• _Aim of the task_: Please state how many lines in the records contain the string "Stock", with no words besides the number.

• _Records shown_:

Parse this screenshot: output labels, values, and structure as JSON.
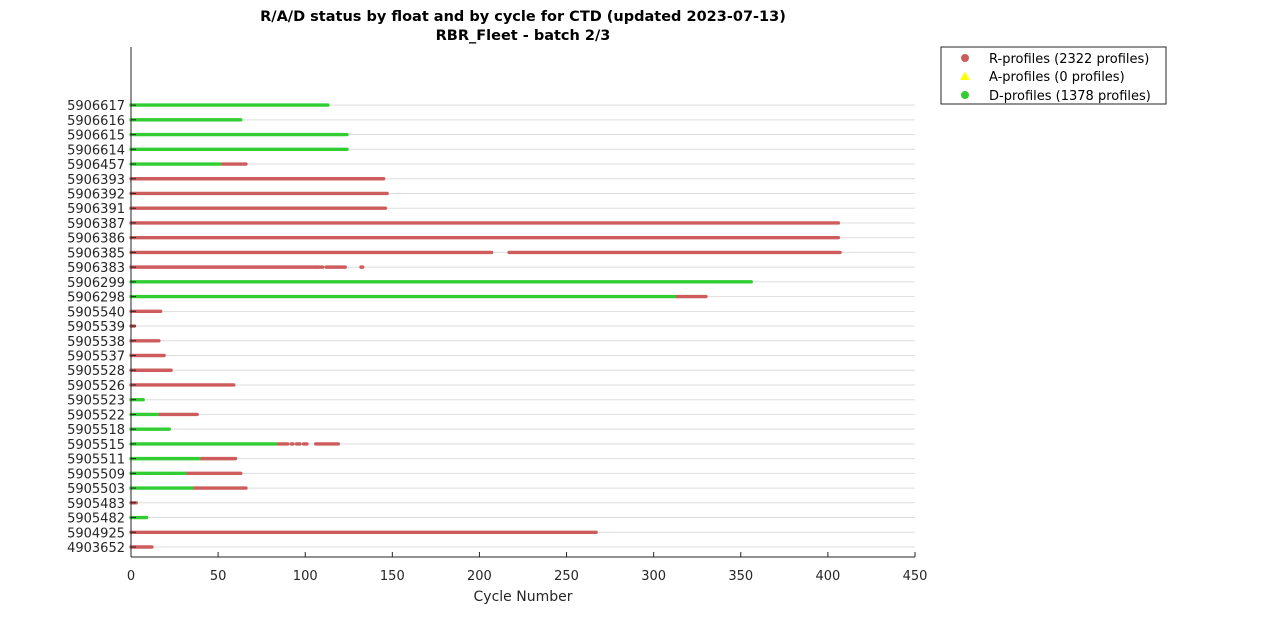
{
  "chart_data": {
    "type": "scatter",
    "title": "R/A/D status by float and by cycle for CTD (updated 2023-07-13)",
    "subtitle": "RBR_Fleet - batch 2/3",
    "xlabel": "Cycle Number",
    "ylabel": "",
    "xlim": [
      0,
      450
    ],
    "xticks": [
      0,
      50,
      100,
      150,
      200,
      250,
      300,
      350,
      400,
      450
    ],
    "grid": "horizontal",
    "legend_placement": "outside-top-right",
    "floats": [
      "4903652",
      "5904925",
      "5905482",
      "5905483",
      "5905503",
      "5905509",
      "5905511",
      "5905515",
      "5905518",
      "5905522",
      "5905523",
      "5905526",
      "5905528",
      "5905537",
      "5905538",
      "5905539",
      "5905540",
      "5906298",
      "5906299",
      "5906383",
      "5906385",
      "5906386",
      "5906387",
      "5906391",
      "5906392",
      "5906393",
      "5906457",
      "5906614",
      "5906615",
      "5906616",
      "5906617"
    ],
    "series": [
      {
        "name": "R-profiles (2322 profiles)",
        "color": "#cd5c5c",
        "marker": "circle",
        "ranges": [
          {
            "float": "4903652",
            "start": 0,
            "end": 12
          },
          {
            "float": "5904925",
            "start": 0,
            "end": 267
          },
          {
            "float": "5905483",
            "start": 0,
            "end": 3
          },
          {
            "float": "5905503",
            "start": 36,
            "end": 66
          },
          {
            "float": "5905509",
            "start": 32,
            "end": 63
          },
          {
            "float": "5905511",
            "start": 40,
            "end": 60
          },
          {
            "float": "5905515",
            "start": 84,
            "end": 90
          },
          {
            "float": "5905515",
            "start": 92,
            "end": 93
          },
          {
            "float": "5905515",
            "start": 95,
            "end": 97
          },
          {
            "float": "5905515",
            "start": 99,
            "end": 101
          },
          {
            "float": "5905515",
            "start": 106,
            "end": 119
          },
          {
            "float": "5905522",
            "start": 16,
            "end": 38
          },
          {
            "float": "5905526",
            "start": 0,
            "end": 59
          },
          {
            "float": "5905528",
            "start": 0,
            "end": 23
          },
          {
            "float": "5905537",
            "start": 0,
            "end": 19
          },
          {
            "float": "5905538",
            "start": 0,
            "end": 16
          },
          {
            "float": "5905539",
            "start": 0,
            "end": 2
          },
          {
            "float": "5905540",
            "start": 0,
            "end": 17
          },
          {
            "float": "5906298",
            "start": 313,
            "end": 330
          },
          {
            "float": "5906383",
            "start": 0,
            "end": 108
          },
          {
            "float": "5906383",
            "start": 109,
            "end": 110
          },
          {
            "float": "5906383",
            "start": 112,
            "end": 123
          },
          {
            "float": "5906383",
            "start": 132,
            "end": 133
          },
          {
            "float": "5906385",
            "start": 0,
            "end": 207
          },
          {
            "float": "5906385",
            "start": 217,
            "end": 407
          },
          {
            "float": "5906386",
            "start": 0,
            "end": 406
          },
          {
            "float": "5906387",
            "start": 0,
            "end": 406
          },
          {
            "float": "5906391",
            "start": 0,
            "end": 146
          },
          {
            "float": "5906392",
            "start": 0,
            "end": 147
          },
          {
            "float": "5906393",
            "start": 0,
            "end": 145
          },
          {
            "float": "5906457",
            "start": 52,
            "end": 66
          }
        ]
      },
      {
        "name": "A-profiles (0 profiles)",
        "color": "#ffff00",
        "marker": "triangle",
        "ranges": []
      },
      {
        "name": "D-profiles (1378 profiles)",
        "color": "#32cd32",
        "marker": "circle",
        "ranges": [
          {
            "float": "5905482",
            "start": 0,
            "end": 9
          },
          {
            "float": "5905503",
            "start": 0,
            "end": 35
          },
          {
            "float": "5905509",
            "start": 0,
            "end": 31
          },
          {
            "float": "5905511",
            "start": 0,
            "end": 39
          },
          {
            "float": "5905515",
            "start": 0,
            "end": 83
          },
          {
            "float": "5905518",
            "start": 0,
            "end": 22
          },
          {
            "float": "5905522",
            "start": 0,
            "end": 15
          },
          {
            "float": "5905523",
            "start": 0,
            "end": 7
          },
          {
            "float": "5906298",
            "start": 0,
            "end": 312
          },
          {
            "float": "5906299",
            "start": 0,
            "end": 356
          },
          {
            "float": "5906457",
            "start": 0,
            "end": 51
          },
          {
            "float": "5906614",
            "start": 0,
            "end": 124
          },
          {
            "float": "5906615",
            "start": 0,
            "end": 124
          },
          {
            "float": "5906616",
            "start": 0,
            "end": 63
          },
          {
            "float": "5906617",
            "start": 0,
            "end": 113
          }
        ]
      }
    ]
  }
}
==
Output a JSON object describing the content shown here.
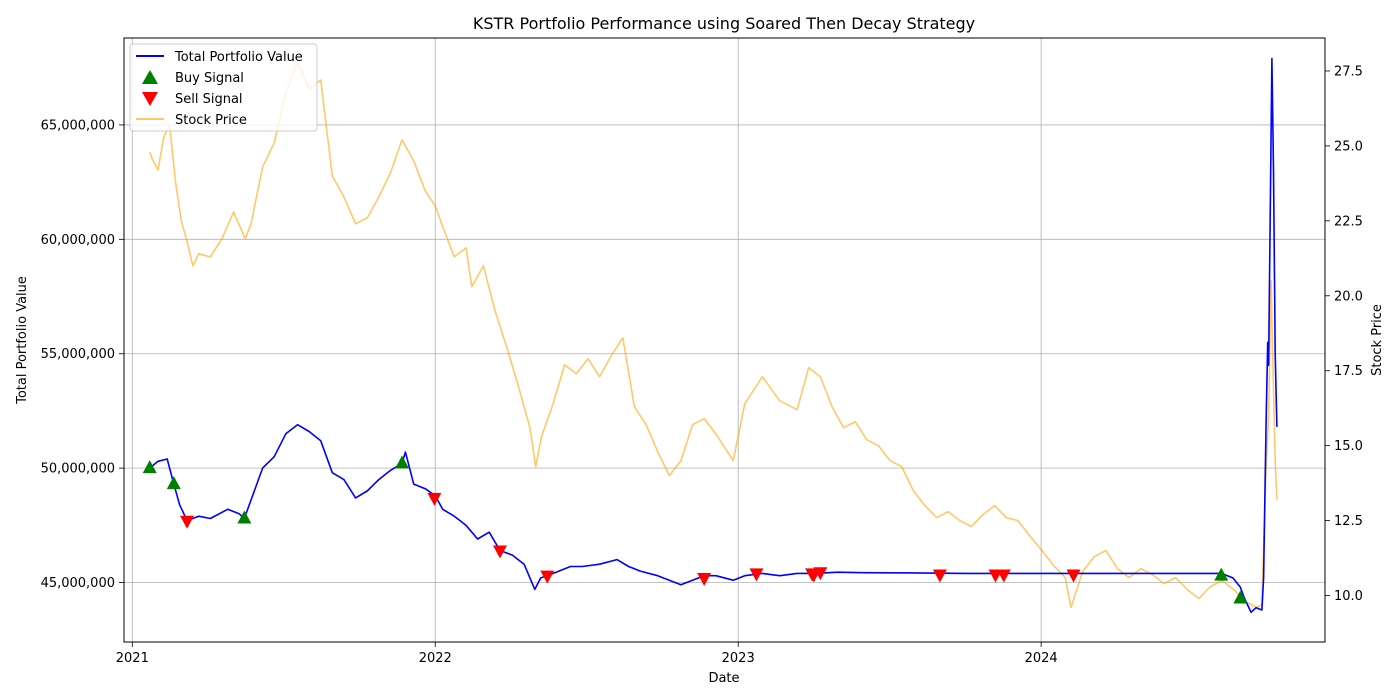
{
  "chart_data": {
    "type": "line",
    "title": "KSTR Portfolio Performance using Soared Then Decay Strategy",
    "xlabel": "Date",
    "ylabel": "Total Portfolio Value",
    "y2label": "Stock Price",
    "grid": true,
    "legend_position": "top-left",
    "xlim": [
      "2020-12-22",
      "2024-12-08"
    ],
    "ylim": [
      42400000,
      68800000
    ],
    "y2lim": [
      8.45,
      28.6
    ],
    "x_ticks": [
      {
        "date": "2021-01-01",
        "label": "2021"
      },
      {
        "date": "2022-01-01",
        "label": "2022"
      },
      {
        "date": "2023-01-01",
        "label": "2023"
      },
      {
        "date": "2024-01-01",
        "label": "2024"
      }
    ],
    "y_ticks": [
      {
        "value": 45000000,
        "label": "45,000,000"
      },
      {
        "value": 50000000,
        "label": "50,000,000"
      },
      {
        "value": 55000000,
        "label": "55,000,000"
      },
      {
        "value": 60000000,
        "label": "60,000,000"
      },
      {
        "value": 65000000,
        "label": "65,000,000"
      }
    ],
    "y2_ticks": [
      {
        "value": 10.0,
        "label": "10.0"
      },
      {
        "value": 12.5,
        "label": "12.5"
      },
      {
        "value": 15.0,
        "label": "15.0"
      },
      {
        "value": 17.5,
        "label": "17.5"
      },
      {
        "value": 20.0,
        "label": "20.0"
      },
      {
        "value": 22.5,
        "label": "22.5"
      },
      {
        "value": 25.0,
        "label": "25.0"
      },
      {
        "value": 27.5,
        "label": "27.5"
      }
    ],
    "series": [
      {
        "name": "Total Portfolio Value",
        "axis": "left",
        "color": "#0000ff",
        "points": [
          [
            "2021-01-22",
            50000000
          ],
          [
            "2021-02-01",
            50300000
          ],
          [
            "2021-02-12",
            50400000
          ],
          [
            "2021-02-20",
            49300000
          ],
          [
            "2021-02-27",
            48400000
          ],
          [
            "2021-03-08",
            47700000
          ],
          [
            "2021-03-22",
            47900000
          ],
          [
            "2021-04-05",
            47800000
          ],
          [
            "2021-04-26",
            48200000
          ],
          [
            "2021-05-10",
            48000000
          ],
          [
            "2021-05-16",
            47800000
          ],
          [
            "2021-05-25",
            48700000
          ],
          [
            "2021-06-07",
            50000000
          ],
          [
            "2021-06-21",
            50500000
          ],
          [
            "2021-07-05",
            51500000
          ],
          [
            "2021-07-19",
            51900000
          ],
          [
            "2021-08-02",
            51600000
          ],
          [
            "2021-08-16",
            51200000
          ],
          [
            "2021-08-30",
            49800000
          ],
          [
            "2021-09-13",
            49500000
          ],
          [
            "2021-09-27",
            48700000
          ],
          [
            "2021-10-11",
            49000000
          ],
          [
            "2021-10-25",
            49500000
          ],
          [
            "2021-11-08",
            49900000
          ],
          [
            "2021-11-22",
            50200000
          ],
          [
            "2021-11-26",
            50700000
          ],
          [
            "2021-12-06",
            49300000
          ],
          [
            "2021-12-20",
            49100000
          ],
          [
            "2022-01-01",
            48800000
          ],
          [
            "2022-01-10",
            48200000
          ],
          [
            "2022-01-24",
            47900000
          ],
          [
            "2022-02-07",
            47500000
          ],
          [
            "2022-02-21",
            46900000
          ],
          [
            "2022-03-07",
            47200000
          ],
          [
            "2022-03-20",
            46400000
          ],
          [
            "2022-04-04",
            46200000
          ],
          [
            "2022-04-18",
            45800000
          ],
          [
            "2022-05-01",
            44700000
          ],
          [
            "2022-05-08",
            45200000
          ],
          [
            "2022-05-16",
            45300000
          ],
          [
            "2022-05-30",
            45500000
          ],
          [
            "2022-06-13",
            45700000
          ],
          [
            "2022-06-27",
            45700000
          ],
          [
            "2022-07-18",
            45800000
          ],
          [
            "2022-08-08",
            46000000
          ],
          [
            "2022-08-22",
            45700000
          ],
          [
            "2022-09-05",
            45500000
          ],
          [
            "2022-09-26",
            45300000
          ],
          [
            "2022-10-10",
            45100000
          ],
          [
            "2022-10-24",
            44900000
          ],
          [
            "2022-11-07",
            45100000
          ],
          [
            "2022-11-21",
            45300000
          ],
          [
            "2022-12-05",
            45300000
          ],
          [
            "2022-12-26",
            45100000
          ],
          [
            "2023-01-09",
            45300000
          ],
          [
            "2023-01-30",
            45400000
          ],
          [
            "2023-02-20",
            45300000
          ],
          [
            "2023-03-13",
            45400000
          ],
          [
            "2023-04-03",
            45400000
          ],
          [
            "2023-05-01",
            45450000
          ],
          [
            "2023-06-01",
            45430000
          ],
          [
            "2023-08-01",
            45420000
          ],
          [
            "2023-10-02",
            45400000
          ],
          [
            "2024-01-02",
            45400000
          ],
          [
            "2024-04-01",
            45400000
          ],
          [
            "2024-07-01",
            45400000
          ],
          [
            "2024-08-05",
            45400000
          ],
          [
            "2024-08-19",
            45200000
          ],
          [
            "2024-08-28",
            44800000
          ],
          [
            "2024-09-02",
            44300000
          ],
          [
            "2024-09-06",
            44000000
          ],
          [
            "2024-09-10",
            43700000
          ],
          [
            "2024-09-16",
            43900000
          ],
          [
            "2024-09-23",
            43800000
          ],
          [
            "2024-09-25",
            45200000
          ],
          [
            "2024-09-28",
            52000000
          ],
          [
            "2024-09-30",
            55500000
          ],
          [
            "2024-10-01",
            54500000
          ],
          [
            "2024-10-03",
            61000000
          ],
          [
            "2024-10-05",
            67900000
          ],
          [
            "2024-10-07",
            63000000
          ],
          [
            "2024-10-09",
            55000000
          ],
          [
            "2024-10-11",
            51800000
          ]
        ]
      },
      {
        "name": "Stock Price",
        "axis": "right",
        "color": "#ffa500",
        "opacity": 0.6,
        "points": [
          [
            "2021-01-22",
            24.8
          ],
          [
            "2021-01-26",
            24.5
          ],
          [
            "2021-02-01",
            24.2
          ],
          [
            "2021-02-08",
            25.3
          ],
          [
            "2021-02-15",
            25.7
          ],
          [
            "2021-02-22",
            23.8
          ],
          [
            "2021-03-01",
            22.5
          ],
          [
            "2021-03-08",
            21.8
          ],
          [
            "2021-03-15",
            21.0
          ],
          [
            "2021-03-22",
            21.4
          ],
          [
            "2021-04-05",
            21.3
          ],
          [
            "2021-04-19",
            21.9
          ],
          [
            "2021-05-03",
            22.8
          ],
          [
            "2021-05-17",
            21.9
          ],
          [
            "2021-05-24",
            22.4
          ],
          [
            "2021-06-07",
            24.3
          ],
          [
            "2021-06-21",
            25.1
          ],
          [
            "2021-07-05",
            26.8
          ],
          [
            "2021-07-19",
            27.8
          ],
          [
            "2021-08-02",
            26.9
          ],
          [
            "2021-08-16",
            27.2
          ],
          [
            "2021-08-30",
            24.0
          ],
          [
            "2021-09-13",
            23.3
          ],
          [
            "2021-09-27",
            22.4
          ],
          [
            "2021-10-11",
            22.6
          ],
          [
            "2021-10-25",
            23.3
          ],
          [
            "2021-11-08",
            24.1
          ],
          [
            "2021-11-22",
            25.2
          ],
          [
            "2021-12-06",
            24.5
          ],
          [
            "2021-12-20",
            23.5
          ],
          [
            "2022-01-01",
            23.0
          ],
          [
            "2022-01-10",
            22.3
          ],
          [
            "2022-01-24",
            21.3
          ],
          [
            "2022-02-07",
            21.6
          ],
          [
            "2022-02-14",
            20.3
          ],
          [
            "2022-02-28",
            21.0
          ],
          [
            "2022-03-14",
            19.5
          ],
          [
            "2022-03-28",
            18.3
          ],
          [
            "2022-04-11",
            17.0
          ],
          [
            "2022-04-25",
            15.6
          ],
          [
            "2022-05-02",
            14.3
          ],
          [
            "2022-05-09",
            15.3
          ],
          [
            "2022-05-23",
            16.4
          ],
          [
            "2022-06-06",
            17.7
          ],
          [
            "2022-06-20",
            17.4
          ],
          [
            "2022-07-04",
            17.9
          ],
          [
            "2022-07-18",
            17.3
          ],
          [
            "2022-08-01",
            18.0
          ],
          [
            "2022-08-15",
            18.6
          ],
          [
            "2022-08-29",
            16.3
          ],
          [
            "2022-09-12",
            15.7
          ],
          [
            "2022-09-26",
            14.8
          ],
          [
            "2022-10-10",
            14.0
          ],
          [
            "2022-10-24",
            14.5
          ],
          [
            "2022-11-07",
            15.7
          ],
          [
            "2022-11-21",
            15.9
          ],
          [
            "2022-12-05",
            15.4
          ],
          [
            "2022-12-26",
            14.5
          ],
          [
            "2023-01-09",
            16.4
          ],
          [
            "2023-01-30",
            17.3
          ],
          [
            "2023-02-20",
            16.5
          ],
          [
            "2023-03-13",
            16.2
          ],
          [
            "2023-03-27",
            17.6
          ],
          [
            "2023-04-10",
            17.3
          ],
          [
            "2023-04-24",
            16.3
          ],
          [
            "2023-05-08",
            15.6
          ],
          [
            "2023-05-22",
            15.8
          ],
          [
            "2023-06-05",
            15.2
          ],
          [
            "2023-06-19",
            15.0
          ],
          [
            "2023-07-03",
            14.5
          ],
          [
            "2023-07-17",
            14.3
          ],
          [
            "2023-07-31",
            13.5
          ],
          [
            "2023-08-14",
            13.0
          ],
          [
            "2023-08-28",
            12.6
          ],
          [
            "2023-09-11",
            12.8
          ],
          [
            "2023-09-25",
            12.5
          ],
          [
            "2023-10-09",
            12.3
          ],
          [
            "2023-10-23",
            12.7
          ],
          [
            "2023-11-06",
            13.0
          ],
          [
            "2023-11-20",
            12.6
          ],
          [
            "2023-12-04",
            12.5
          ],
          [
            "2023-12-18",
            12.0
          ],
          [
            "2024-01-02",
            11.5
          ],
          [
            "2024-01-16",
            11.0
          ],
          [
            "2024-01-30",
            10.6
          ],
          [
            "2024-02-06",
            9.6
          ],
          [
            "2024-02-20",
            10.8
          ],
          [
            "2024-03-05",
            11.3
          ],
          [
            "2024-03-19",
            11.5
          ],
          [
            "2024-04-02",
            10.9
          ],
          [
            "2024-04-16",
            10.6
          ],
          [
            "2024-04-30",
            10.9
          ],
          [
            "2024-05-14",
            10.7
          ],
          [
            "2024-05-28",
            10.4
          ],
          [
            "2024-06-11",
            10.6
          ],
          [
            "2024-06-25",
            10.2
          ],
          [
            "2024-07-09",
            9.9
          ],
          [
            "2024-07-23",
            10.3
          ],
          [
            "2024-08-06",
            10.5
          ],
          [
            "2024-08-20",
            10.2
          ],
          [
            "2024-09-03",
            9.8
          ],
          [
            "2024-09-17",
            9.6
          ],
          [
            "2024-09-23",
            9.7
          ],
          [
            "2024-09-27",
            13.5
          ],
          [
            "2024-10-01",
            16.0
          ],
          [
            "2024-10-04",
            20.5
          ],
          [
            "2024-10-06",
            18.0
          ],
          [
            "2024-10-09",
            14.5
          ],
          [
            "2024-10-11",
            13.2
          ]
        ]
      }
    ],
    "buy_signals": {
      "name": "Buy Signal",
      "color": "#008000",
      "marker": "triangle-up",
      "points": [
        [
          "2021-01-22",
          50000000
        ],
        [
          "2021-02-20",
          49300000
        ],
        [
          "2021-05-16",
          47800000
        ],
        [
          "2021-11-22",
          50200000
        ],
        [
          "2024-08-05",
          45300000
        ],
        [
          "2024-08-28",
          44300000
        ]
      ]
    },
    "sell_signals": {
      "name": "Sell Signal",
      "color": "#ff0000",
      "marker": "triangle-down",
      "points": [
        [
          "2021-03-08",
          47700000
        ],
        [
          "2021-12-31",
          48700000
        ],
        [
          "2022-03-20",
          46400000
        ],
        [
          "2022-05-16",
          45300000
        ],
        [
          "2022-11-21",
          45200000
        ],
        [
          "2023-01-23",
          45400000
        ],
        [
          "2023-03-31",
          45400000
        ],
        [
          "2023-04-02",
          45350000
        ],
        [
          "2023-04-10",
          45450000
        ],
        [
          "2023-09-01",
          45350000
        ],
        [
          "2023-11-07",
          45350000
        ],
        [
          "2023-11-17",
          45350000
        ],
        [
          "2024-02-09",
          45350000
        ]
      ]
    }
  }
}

• _Reply_: 2